> _Exercise brief_
In the entries below, count the lines holding "JSON". Reply with the number only.

┌────────

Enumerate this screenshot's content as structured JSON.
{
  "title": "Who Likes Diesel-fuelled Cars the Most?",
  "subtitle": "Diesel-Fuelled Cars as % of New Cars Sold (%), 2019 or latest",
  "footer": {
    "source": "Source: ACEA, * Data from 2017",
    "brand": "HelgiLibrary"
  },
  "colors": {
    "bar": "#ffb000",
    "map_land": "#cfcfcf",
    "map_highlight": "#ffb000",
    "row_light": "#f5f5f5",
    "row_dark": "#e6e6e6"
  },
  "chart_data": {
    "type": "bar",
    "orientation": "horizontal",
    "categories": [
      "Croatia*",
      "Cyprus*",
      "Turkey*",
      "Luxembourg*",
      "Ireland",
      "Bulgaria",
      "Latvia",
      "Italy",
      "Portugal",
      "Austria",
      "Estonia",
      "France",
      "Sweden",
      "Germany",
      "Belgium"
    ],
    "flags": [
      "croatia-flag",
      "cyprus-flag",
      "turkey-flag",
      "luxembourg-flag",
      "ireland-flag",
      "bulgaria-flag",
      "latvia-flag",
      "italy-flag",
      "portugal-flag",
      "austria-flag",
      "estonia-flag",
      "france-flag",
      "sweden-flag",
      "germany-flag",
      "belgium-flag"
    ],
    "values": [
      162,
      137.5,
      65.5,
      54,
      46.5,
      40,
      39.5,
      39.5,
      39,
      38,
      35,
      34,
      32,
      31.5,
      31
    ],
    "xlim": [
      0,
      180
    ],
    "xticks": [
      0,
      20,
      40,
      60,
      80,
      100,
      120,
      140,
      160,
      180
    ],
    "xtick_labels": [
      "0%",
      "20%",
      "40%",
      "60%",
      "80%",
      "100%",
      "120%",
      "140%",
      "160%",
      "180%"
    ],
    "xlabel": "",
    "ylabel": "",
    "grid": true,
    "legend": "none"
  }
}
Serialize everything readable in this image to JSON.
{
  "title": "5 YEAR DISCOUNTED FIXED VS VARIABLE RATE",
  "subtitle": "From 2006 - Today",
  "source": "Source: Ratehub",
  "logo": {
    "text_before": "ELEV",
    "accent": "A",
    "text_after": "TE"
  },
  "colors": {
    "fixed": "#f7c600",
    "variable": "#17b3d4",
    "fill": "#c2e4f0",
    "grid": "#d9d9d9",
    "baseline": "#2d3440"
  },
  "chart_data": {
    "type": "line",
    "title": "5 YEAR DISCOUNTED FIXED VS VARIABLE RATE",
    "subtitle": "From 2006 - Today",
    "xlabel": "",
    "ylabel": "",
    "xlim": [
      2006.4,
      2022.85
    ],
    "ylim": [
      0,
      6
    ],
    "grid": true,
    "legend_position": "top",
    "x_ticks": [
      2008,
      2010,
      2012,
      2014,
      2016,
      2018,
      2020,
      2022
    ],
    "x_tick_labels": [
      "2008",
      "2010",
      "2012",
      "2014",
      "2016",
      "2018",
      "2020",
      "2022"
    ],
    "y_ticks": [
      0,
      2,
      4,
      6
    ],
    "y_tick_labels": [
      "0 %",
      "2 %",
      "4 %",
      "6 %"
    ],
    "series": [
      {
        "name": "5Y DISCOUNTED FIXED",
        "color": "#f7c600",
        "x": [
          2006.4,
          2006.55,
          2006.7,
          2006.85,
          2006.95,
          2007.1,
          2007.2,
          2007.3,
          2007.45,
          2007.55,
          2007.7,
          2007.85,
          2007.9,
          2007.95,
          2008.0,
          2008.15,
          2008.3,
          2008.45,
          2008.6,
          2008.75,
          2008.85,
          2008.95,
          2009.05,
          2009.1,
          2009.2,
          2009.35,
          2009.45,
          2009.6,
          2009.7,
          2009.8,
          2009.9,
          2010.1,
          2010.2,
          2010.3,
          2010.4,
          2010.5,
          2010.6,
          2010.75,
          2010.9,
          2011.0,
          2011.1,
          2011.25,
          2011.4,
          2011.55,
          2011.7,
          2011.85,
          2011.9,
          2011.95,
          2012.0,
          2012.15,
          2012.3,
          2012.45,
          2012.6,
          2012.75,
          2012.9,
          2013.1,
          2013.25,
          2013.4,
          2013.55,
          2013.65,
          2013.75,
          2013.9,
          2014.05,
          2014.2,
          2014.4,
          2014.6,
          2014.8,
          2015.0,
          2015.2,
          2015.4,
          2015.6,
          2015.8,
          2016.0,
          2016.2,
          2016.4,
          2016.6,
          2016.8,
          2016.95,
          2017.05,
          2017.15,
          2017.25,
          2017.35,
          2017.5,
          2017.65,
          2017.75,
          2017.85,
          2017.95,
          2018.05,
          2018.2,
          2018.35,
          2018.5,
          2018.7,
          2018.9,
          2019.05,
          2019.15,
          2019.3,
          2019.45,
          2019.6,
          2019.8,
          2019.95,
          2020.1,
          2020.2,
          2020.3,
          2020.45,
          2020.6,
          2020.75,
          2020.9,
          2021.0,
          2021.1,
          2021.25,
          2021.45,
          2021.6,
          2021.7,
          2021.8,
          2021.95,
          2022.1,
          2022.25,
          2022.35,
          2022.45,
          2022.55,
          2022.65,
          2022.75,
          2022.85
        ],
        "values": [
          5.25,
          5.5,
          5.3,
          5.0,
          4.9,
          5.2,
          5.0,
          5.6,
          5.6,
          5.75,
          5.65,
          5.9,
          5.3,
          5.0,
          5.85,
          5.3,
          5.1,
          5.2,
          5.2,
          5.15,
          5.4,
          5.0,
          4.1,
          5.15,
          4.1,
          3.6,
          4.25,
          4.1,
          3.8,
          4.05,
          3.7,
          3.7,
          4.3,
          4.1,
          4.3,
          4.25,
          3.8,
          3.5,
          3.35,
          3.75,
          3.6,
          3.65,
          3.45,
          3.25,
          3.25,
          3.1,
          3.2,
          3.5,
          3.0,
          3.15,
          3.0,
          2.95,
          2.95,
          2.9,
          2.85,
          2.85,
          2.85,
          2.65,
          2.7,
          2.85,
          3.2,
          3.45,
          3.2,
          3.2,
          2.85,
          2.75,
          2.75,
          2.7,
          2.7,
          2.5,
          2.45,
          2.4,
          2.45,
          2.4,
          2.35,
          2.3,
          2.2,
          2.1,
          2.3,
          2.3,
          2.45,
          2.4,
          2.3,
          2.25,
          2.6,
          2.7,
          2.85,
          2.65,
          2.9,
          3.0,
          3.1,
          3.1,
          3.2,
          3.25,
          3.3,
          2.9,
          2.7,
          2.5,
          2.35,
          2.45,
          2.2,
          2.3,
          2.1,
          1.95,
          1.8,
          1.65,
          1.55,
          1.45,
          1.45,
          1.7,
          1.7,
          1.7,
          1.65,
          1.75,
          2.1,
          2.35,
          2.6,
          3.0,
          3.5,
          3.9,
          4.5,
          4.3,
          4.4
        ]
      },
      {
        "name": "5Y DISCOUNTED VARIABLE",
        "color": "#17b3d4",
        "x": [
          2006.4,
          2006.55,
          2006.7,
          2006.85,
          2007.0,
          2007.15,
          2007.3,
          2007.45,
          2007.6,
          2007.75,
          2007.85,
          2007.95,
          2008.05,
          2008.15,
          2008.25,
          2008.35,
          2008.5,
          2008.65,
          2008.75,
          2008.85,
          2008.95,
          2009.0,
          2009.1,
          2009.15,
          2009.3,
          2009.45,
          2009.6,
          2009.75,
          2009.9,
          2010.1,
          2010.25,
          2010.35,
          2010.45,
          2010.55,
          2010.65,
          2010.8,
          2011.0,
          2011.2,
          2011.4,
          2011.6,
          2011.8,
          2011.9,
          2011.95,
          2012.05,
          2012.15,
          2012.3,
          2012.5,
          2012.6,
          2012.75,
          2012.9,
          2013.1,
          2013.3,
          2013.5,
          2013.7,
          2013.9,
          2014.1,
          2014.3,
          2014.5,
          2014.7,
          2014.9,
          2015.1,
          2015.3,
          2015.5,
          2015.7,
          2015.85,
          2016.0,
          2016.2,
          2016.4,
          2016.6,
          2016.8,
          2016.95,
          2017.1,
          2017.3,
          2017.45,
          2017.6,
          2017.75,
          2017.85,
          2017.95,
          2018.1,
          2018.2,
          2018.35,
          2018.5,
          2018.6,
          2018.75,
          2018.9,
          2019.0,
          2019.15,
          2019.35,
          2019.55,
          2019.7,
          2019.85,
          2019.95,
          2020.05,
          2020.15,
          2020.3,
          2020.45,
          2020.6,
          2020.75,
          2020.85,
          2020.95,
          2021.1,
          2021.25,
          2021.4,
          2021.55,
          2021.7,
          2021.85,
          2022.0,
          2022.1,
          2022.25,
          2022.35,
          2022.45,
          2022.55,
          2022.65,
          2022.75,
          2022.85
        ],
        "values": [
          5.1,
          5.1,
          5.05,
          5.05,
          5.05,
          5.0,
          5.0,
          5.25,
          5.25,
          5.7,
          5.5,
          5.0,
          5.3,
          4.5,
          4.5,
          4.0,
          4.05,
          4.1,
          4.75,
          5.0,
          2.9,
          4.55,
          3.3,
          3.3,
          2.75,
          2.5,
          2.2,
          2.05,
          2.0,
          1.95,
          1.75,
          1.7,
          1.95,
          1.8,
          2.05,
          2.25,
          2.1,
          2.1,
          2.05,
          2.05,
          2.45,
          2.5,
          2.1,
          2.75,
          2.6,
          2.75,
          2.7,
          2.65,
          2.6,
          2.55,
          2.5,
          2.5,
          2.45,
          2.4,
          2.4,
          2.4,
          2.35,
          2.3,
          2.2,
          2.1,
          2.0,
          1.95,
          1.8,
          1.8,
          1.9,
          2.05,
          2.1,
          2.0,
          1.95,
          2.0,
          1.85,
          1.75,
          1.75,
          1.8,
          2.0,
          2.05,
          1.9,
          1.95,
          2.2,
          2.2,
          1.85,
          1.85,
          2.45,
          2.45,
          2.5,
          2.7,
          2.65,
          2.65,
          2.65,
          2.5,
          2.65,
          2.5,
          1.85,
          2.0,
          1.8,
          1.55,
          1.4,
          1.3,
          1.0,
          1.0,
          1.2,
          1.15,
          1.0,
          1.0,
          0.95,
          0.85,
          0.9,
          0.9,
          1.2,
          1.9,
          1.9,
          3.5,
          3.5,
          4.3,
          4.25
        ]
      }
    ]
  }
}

└────────

> _Task result_
2